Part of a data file

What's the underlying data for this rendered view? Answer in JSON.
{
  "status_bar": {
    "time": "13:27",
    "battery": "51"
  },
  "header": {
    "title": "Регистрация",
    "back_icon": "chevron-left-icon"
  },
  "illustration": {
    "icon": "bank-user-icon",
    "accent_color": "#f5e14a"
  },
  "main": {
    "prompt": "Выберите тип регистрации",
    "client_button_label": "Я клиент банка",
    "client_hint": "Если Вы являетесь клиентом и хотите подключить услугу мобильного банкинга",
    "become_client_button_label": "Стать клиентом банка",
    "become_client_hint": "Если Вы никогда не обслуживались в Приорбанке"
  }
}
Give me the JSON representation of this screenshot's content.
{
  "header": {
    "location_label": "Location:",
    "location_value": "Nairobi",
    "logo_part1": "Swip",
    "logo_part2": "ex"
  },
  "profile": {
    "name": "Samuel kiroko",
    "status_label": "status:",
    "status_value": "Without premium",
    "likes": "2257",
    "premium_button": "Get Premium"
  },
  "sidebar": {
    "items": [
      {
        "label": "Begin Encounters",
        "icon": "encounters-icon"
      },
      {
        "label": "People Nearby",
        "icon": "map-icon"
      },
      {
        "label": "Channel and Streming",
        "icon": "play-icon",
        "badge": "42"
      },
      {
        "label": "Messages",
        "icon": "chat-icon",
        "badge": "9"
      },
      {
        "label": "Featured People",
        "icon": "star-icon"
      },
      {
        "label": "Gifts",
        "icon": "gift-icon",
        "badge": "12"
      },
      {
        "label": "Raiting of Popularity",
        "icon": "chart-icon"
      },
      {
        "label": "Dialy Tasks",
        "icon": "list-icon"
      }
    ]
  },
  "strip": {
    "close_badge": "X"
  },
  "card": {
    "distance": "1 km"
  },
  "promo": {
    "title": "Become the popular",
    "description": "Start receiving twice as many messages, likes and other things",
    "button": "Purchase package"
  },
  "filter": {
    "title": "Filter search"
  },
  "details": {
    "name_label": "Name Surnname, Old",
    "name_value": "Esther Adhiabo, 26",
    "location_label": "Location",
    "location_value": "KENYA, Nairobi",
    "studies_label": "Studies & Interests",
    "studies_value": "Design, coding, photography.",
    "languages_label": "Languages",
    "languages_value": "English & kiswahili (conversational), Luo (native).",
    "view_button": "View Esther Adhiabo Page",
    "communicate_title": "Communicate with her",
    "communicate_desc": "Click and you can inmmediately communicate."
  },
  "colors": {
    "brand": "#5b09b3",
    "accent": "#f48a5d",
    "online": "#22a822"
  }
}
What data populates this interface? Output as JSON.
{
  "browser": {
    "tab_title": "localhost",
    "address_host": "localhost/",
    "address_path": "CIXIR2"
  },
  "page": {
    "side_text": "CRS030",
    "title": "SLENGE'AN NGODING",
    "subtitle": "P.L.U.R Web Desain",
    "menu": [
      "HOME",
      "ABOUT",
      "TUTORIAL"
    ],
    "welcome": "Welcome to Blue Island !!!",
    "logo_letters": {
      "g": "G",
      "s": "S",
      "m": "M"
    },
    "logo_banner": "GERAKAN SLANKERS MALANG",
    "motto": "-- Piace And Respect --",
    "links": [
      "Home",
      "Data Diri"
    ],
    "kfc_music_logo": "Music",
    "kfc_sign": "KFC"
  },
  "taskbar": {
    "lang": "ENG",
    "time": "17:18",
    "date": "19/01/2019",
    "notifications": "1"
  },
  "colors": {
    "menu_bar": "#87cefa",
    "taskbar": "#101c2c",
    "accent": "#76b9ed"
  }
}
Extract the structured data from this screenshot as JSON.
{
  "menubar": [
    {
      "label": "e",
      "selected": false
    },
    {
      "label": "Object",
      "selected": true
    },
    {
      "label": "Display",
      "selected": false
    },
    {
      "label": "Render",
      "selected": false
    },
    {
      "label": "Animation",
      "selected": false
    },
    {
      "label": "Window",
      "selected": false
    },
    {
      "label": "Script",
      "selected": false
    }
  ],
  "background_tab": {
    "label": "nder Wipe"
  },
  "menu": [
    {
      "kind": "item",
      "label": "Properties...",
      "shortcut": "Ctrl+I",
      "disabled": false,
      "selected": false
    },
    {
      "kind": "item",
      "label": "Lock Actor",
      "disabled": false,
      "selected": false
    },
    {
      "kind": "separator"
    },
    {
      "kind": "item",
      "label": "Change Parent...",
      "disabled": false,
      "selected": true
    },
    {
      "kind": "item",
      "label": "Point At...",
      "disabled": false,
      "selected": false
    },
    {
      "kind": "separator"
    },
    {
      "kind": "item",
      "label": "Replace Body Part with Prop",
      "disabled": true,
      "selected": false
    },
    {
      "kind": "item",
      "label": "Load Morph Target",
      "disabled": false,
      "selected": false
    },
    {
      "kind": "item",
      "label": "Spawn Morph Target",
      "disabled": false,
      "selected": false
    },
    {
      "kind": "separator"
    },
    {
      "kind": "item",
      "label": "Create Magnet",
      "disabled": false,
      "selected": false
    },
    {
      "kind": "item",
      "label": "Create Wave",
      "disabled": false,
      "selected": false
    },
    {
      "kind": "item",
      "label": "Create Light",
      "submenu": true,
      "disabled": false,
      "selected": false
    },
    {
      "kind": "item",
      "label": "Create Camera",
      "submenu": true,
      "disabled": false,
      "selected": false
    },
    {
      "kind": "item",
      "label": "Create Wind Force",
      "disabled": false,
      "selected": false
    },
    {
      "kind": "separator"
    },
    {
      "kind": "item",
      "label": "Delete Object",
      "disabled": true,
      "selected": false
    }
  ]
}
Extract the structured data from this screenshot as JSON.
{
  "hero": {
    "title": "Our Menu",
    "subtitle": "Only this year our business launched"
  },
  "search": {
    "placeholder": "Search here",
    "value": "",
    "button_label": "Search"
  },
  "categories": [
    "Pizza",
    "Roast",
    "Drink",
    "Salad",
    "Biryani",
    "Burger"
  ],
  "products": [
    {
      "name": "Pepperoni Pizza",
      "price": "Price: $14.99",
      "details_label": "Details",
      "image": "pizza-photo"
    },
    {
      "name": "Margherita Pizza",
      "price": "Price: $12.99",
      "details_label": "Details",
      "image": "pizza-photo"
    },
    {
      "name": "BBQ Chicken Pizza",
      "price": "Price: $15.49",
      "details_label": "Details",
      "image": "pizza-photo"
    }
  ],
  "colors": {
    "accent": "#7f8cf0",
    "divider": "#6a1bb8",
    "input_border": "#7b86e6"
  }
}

> EXERCISE AIM: From the listing above, pick out every line containing "Target".

> ANSWER:
      "label": "Load Morph Target",
      "label": "Spawn Morph Target",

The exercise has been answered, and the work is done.